■ **EXERCISE TASK**:
What follows are records. Restate all of them word for word.

Records from a collection:
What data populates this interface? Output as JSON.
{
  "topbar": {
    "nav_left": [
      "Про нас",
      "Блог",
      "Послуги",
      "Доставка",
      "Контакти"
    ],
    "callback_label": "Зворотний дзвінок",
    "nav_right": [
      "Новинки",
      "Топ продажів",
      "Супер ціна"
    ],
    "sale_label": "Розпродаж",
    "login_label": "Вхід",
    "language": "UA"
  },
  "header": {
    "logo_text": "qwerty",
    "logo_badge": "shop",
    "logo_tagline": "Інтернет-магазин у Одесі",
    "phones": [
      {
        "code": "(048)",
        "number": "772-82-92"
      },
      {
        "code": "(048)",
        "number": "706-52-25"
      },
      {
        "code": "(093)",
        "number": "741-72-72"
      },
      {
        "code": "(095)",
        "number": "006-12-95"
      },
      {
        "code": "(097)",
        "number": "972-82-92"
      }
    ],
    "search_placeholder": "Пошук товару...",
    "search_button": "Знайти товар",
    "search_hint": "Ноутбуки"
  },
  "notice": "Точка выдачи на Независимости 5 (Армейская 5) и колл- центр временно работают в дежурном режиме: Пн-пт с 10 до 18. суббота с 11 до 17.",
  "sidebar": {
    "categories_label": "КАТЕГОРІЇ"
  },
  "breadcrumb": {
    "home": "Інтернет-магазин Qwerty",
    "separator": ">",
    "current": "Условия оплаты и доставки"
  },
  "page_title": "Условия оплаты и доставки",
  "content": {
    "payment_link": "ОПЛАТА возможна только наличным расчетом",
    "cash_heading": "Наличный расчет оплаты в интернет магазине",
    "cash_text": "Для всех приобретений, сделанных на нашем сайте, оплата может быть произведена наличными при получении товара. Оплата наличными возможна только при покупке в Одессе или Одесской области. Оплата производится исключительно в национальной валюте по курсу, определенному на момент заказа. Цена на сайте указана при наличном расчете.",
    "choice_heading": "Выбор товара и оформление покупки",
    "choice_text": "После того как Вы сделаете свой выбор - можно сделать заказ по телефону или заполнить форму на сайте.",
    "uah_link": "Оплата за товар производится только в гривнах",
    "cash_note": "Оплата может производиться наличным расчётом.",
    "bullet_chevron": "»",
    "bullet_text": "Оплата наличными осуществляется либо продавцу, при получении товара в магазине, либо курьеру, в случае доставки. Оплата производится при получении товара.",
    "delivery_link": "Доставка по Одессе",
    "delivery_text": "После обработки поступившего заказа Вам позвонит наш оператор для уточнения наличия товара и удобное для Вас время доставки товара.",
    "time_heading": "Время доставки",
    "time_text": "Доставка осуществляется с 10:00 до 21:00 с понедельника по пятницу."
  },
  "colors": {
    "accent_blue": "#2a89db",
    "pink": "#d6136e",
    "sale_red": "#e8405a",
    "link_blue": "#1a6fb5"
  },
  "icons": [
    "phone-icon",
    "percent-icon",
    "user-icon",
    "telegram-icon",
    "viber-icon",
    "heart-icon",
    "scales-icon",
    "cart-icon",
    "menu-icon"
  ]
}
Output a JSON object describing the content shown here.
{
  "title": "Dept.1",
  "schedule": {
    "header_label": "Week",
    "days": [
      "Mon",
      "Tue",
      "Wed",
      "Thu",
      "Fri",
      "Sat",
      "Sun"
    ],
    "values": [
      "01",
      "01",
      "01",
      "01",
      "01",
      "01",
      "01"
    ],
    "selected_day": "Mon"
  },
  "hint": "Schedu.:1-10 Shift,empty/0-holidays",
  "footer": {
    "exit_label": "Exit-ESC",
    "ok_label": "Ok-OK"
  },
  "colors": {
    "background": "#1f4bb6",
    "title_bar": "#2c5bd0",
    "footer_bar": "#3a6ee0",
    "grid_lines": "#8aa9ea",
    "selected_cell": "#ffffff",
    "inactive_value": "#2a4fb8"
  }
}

■ **RESULT FOR THIS EXERCISE**:
What data populates this interface? Output as JSON.
{
  "topbar": {
    "nav_left": [
      "Про нас",
      "Блог",
      "Послуги",
      "Доставка",
      "Контакти"
    ],
    "callback_label": "Зворотний дзвінок",
    "nav_right": [
      "Новинки",
      "Топ продажів",
      "Супер ціна"
    ],
    "sale_label": "Розпродаж",
    "login_label": "Вхід",
    "language": "UA"
  },
  "header": {
    "logo_text": "qwerty",
    "logo_badge": "shop",
    "logo_tagline": "Інтернет-магазин у Одесі",
    "phones": [
      {
        "code": "(048)",
        "number": "772-82-92"
      },
      {
        "code": "(048)",
        "number": "706-52-25"
      },
      {
        "code": "(093)",
        "number": "741-72-72"
      },
      {
        "code": "(095)",
        "number": "006-12-95"
      },
      {
        "code": "(097)",
        "number": "972-82-92"
      }
    ],
    "search_placeholder": "Пошук товару...",
    "search_button": "Знайти товар",
    "search_hint": "Ноутбуки"
  },
  "notice": "Точка выдачи на Независимости 5 (Армейская 5) и колл- центр временно работают в дежурном режиме: Пн-пт с 10 до 18. суббота с 11 до 17.",
  "sidebar": {
    "categories_label": "КАТЕГОРІЇ"
  },
  "breadcrumb": {
    "home": "Інтернет-магазин Qwerty",
    "separator": ">",
    "current": "Условия оплаты и доставки"
  },
  "page_title": "Условия оплаты и доставки",
  "content": {
    "payment_link": "ОПЛАТА возможна только наличным расчетом",
    "cash_heading": "Наличный расчет оплаты в интернет магазине",
    "cash_text": "Для всех приобретений, сделанных на нашем сайте, оплата может быть произведена наличными при получении товара. Оплата наличными возможна только при покупке в Одессе или Одесской области. Оплата производится исключительно в национальной валюте по курсу, определенному на момент заказа. Цена на сайте указана при наличном расчете.",
    "choice_heading": "Выбор товара и оформление покупки",
    "choice_text": "После того как Вы сделаете свой выбор - можно сделать заказ по телефону или заполнить форму на сайте.",
    "uah_link": "Оплата за товар производится только в гривнах",
    "cash_note": "Оплата может производиться наличным расчётом.",
    "bullet_chevron": "»",
    "bullet_text": "Оплата наличными осуществляется либо продавцу, при получении товара в магазине, либо курьеру, в случае доставки. Оплата производится при получении товара.",
    "delivery_link": "Доставка по Одессе",
    "delivery_text": "После обработки поступившего заказа Вам позвонит наш оператор для уточнения наличия товара и удобное для Вас время доставки товара.",
    "time_heading": "Время доставки",
    "time_text": "Доставка осуществляется с 10:00 до 21:00 с понедельника по пятницу."
  },
  "colors": {
    "accent_blue": "#2a89db",
    "pink": "#d6136e",
    "sale_red": "#e8405a",
    "link_blue": "#1a6fb5"
  },
  "icons": [
    "phone-icon",
    "percent-icon",
    "user-icon",
    "telegram-icon",
    "viber-icon",
    "heart-icon",
    "scales-icon",
    "cart-icon",
    "menu-icon"
  ]
}
Output a JSON object describing the content shown here.
{
  "title": "Dept.1",
  "schedule": {
    "header_label": "Week",
    "days": [
      "Mon",
      "Tue",
      "Wed",
      "Thu",
      "Fri",
      "Sat",
      "Sun"
    ],
    "values": [
      "01",
      "01",
      "01",
      "01",
      "01",
      "01",
      "01"
    ],
    "selected_day": "Mon"
  },
  "hint": "Schedu.:1-10 Shift,empty/0-holidays",
  "footer": {
    "exit_label": "Exit-ESC",
    "ok_label": "Ok-OK"
  },
  "colors": {
    "background": "#1f4bb6",
    "title_bar": "#2c5bd0",
    "footer_bar": "#3a6ee0",
    "grid_lines": "#8aa9ea",
    "selected_cell": "#ffffff",
    "inactive_value": "#2a4fb8"
  }
}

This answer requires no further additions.